§ Task directions
Write out each of the following entries word for word, leaving out the pictures.

━━━ Records shown

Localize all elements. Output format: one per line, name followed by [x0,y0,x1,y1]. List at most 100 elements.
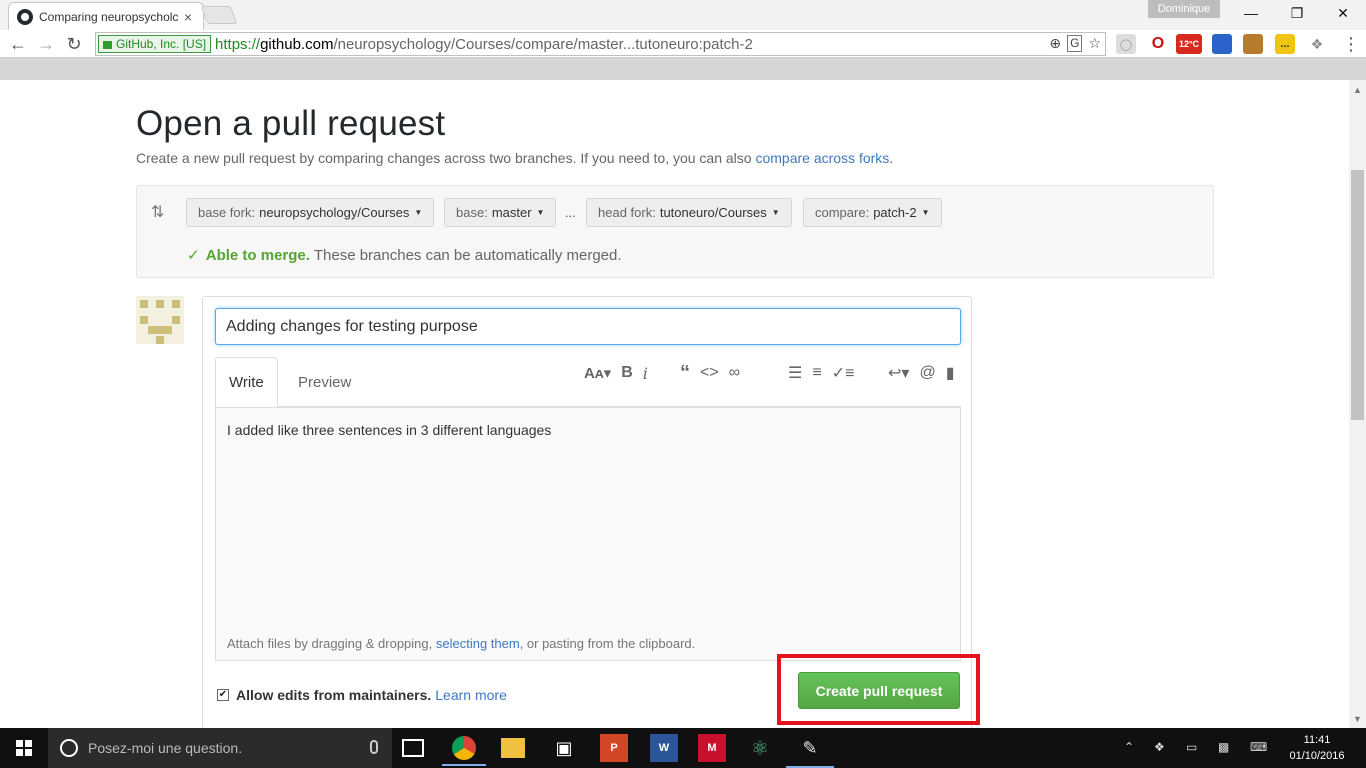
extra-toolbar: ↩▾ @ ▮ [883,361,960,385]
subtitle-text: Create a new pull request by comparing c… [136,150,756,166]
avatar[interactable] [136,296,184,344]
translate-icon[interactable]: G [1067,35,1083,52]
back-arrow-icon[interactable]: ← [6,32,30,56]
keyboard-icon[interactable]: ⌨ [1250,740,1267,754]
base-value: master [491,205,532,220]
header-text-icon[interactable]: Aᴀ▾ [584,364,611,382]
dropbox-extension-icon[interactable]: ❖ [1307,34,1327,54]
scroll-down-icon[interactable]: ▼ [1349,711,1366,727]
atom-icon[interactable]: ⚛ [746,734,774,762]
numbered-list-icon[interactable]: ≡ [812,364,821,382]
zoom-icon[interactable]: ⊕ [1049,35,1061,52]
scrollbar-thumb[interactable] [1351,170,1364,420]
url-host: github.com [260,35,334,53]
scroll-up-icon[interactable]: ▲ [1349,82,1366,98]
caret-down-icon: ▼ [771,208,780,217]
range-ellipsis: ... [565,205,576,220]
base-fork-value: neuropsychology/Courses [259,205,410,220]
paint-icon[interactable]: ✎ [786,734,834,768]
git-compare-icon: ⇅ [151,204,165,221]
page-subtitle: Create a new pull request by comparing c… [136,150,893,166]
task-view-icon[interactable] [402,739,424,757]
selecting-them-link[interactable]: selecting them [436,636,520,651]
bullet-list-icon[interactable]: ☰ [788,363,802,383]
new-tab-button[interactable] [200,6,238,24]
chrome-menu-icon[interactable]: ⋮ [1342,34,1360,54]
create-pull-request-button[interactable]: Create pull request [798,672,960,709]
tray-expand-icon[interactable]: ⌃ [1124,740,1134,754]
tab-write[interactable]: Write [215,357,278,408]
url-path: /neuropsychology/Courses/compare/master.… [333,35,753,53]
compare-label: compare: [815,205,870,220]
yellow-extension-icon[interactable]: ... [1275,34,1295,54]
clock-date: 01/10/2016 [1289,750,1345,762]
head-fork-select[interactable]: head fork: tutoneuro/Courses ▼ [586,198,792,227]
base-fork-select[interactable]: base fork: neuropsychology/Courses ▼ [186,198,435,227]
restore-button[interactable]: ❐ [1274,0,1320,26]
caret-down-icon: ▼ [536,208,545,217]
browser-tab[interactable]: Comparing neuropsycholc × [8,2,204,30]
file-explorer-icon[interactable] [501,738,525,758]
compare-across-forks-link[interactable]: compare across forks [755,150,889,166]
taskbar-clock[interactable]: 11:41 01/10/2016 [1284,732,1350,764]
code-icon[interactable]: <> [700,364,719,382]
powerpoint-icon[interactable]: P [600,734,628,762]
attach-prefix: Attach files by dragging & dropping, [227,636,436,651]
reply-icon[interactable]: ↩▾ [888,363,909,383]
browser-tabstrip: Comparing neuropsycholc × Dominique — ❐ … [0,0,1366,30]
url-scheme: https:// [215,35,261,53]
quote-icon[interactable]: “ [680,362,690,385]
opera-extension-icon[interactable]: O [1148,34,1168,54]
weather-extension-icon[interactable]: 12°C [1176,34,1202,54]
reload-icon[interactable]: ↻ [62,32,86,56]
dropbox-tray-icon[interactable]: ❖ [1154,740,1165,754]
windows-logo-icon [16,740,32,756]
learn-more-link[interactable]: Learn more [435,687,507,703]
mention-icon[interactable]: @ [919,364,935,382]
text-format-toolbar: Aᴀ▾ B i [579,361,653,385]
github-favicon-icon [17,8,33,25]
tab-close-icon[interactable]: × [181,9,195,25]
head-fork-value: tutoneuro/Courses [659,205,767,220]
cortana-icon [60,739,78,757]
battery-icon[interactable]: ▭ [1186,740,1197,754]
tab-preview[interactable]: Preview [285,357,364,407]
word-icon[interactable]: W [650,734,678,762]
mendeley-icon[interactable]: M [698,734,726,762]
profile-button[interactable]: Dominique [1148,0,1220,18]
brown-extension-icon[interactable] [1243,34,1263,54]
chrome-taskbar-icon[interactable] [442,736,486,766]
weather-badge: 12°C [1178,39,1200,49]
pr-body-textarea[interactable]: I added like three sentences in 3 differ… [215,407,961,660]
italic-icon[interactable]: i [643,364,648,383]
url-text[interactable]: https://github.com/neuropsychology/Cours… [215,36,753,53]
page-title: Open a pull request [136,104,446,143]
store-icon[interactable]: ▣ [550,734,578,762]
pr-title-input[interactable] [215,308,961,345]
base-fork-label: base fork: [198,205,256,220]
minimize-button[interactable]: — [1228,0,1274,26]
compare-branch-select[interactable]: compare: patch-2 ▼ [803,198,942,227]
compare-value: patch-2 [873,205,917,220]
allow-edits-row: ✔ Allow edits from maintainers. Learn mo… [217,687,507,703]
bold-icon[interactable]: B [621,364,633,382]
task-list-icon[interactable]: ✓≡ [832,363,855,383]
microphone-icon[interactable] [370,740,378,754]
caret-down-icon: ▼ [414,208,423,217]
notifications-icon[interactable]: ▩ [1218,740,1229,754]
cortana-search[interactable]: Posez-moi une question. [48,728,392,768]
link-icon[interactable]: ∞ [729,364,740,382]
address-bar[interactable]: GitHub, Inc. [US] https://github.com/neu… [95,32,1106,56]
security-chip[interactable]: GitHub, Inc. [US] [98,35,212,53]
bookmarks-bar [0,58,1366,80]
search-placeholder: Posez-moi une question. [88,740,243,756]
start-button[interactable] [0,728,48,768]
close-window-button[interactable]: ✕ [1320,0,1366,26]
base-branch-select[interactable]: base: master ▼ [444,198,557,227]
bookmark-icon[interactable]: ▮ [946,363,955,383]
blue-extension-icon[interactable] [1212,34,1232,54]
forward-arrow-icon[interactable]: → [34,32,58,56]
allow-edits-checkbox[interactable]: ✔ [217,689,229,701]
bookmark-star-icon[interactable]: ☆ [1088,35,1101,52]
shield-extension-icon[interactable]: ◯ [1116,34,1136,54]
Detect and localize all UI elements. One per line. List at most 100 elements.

━━━━━━

§ Final result
Localize all elements. Output format: one per line, name followed by [x0,y0,x1,y1]. List at most 100 elements.
extra-toolbar: ↩▾ @ ▮ [883,361,960,385]
subtitle-text: Create a new pull request by comparing c… [136,150,756,166]
avatar[interactable] [136,296,184,344]
translate-icon[interactable]: G [1067,35,1083,52]
back-arrow-icon[interactable]: ← [6,32,30,56]
keyboard-icon[interactable]: ⌨ [1250,740,1267,754]
base-value: master [491,205,532,220]
header-text-icon[interactable]: Aᴀ▾ [584,364,611,382]
dropbox-extension-icon[interactable]: ❖ [1307,34,1327,54]
scroll-down-icon[interactable]: ▼ [1349,711,1366,727]
atom-icon[interactable]: ⚛ [746,734,774,762]
numbered-list-icon[interactable]: ≡ [812,364,821,382]
zoom-icon[interactable]: ⊕ [1049,35,1061,52]
scrollbar-thumb[interactable] [1351,170,1364,420]
url-host: github.com [260,35,334,53]
scroll-up-icon[interactable]: ▲ [1349,82,1366,98]
caret-down-icon: ▼ [771,208,780,217]
range-ellipsis: ... [565,205,576,220]
base-fork-value: neuropsychology/Courses [259,205,410,220]
paint-icon[interactable]: ✎ [786,734,834,768]
git-compare-icon: ⇅ [151,204,165,221]
page-subtitle: Create a new pull request by comparing c… [136,150,893,166]
task-view-icon[interactable] [402,739,424,757]
selecting-them-link[interactable]: selecting them [436,636,520,651]
bullet-list-icon[interactable]: ☰ [788,363,802,383]
new-tab-button[interactable] [200,6,238,24]
chrome-menu-icon[interactable]: ⋮ [1342,34,1360,54]
create-pull-request-button[interactable]: Create pull request [798,672,960,709]
tray-expand-icon[interactable]: ⌃ [1124,740,1134,754]
tab-write[interactable]: Write [215,357,278,408]
url-path: /neuropsychology/Courses/compare/master.… [333,35,753,53]
compare-label: compare: [815,205,870,220]
yellow-extension-icon[interactable]: ... [1275,34,1295,54]
clock-date: 01/10/2016 [1289,750,1345,762]
head-fork-select[interactable]: head fork: tutoneuro/Courses ▼ [586,198,792,227]
base-fork-select[interactable]: base fork: neuropsychology/Courses ▼ [186,198,435,227]
restore-button[interactable]: ❐ [1274,0,1320,26]
caret-down-icon: ▼ [536,208,545,217]
browser-tab[interactable]: Comparing neuropsycholc × [8,2,204,30]
file-explorer-icon[interactable] [501,738,525,758]
compare-across-forks-link[interactable]: compare across forks [755,150,889,166]
taskbar-clock[interactable]: 11:41 01/10/2016 [1284,732,1350,764]
code-icon[interactable]: <> [700,364,719,382]
powerpoint-icon[interactable]: P [600,734,628,762]
attach-prefix: Attach files by dragging & dropping, [227,636,436,651]
reply-icon[interactable]: ↩▾ [888,363,909,383]
browser-tabstrip: Comparing neuropsycholc × Dominique — ❐ … [0,0,1366,30]
url-scheme: https:// [215,35,261,53]
quote-icon[interactable]: “ [680,362,690,385]
opera-extension-icon[interactable]: O [1148,34,1168,54]
weather-extension-icon[interactable]: 12°C [1176,34,1202,54]
reload-icon[interactable]: ↻ [62,32,86,56]
dropbox-tray-icon[interactable]: ❖ [1154,740,1165,754]
windows-logo-icon [16,740,32,756]
learn-more-link[interactable]: Learn more [435,687,507,703]
mention-icon[interactable]: @ [919,364,935,382]
text-format-toolbar: Aᴀ▾ B i [579,361,653,385]
github-favicon-icon [17,8,33,25]
tab-close-icon[interactable]: × [181,9,195,25]
head-fork-value: tutoneuro/Courses [659,205,767,220]
cortana-icon [60,739,78,757]
battery-icon[interactable]: ▭ [1186,740,1197,754]
tab-preview[interactable]: Preview [285,357,364,407]
word-icon[interactable]: W [650,734,678,762]
mendeley-icon[interactable]: M [698,734,726,762]
profile-button[interactable]: Dominique [1148,0,1220,18]
brown-extension-icon[interactable] [1243,34,1263,54]
chrome-taskbar-icon[interactable] [442,736,486,766]
weather-badge: 12°C [1178,39,1200,49]
pr-body-textarea[interactable]: I added like three sentences in 3 differ… [215,407,961,660]
italic-icon[interactable]: i [643,364,648,383]
url-text[interactable]: https://github.com/neuropsychology/Cours… [215,36,753,53]
page-title: Open a pull request [136,104,446,143]
store-icon[interactable]: ▣ [550,734,578,762]
pr-title-input[interactable] [215,308,961,345]
base-fork-label: base fork: [198,205,256,220]
minimize-button[interactable]: — [1228,0,1274,26]
compare-branch-select[interactable]: compare: patch-2 ▼ [803,198,942,227]
compare-value: patch-2 [873,205,917,220]
allow-edits-row: ✔ Allow edits from maintainers. Learn mo… [217,687,507,703]
bold-icon[interactable]: B [621,364,633,382]
task-list-icon[interactable]: ✓≡ [832,363,855,383]
microphone-icon[interactable] [370,740,378,754]
caret-down-icon: ▼ [414,208,423,217]
notifications-icon[interactable]: ▩ [1218,740,1229,754]
cortana-search[interactable]: Posez-moi une question. [48,728,392,768]
link-icon[interactable]: ∞ [729,364,740,382]
address-bar[interactable]: GitHub, Inc. [US] https://github.com/neu… [95,32,1106,56]
security-chip[interactable]: GitHub, Inc. [US] [98,35,212,53]
bookmarks-bar [0,58,1366,80]
search-placeholder: Posez-moi une question. [88,740,243,756]
start-button[interactable] [0,728,48,768]
close-window-button[interactable]: ✕ [1320,0,1366,26]
base-branch-select[interactable]: base: master ▼ [444,198,557,227]
bookmark-icon[interactable]: ▮ [946,363,955,383]
blue-extension-icon[interactable] [1212,34,1232,54]
forward-arrow-icon[interactable]: → [34,32,58,56]
allow-edits-checkbox[interactable]: ✔ [217,689,229,701]
bookmark-star-icon[interactable]: ☆ [1088,35,1101,52]
shield-extension-icon[interactable]: ◯ [1116,34,1136,54]
Detect and localize all UI elements. One per line. List at most 100 elements.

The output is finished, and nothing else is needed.